(Structured figure records)
━━━━━━━━━━

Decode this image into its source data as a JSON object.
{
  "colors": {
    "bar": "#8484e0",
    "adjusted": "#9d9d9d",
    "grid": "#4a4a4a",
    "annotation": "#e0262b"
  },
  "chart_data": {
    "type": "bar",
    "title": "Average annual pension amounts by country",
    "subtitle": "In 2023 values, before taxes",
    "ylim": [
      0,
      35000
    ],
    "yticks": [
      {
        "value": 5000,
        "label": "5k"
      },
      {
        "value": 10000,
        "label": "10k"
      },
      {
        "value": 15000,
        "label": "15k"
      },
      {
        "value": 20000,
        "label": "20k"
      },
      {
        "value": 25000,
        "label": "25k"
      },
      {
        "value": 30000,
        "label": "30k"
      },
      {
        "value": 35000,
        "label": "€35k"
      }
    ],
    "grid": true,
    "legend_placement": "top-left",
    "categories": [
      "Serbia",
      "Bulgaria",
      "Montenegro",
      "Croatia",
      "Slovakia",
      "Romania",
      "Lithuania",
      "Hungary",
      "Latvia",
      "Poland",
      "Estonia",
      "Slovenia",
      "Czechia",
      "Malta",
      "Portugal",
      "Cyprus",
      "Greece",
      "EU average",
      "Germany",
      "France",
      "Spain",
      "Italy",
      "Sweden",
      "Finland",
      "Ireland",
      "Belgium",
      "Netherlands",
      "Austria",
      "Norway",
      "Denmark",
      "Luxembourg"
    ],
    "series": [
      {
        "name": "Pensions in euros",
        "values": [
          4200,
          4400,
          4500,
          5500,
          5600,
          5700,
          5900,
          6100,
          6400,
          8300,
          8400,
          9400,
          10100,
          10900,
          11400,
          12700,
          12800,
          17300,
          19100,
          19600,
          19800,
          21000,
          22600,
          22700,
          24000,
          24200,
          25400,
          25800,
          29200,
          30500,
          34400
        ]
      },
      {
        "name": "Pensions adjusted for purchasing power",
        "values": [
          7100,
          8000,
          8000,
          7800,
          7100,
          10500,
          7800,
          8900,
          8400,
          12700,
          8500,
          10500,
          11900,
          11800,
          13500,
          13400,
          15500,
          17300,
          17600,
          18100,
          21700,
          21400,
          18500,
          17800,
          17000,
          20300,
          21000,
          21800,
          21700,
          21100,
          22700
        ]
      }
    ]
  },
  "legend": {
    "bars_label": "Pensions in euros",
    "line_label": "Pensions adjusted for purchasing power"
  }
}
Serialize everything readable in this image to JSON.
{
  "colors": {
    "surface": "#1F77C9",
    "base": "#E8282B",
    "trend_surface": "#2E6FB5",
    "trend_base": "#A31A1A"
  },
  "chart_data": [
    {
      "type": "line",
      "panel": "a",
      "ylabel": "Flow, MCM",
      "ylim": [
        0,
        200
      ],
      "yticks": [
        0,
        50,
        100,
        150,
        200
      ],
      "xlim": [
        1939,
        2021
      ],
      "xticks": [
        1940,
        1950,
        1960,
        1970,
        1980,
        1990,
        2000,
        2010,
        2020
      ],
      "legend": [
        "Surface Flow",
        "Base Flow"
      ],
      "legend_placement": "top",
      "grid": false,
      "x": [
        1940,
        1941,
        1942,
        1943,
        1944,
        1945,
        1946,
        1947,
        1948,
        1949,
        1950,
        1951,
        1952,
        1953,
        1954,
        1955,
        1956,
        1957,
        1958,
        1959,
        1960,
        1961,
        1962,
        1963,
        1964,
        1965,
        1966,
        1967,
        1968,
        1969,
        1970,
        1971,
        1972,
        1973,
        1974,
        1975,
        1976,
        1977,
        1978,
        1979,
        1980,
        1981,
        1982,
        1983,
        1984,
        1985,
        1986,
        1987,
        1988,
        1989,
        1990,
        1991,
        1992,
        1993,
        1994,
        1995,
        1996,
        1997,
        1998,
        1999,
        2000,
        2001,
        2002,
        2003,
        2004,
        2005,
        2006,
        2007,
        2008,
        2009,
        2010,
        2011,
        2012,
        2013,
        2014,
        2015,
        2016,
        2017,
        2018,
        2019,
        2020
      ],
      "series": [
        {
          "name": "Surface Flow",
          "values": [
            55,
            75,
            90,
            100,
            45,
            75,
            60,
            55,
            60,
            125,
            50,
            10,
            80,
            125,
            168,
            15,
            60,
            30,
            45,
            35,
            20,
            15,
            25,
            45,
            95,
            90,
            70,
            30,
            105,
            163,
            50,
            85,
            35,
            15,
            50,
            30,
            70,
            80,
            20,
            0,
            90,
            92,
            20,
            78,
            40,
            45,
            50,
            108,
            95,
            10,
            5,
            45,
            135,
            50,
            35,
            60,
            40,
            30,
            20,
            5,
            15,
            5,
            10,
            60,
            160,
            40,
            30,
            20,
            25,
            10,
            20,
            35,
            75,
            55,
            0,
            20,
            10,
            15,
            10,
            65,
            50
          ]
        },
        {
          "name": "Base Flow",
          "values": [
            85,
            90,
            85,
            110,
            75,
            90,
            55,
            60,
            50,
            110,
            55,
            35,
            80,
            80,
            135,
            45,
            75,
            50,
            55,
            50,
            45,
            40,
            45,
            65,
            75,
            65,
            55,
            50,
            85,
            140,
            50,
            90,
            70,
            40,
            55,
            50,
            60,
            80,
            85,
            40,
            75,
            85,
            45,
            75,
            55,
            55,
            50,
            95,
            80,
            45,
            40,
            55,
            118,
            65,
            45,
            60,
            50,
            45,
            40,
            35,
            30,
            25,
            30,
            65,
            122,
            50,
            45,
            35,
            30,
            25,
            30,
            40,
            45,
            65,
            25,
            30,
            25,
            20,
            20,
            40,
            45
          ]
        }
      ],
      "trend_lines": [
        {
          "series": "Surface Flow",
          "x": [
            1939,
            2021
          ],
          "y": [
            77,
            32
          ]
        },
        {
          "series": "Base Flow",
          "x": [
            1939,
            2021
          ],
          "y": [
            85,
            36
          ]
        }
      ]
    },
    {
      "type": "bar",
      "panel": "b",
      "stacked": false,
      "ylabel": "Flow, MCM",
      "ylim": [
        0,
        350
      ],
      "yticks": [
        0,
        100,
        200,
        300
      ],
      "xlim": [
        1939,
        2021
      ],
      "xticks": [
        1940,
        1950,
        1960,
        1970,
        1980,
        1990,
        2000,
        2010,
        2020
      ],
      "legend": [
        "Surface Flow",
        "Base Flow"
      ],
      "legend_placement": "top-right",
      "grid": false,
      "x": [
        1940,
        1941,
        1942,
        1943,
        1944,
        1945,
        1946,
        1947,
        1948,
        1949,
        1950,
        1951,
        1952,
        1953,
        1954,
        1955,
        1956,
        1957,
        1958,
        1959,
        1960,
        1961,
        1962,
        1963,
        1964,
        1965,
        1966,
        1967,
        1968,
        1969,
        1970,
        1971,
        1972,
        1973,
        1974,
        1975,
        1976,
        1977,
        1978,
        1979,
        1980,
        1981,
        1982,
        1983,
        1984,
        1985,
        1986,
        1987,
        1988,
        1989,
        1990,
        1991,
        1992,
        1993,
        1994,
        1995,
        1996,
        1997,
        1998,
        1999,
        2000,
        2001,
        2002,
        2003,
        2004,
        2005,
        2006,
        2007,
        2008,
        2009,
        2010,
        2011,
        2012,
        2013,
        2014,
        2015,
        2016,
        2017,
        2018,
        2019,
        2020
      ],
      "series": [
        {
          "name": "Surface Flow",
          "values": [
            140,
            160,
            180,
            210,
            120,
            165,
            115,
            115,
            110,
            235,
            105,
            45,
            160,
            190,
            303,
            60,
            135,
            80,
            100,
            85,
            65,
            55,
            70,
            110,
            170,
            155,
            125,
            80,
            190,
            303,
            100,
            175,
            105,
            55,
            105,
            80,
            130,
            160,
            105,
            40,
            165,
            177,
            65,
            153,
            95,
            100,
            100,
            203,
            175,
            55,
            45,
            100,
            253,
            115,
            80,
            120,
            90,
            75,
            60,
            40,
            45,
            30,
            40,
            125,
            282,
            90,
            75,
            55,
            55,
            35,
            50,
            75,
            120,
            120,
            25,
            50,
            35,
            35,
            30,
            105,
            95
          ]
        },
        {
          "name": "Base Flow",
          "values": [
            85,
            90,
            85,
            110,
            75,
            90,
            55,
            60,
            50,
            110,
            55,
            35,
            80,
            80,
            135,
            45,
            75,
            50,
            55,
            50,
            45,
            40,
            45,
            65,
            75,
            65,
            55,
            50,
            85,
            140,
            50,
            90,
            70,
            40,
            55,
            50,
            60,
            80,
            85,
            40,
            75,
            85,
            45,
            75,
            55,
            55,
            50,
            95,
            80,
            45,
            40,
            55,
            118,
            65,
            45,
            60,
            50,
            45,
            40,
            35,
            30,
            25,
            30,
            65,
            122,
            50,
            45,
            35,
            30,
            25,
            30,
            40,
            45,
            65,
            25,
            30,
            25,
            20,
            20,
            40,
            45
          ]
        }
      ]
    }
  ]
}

━━━━━━━━━━

Look for the word "JSON" and return every line where it occurs.

Task answer -
Decode this image into its source data as a JSON object.
Serialize everything readable in this image to JSON.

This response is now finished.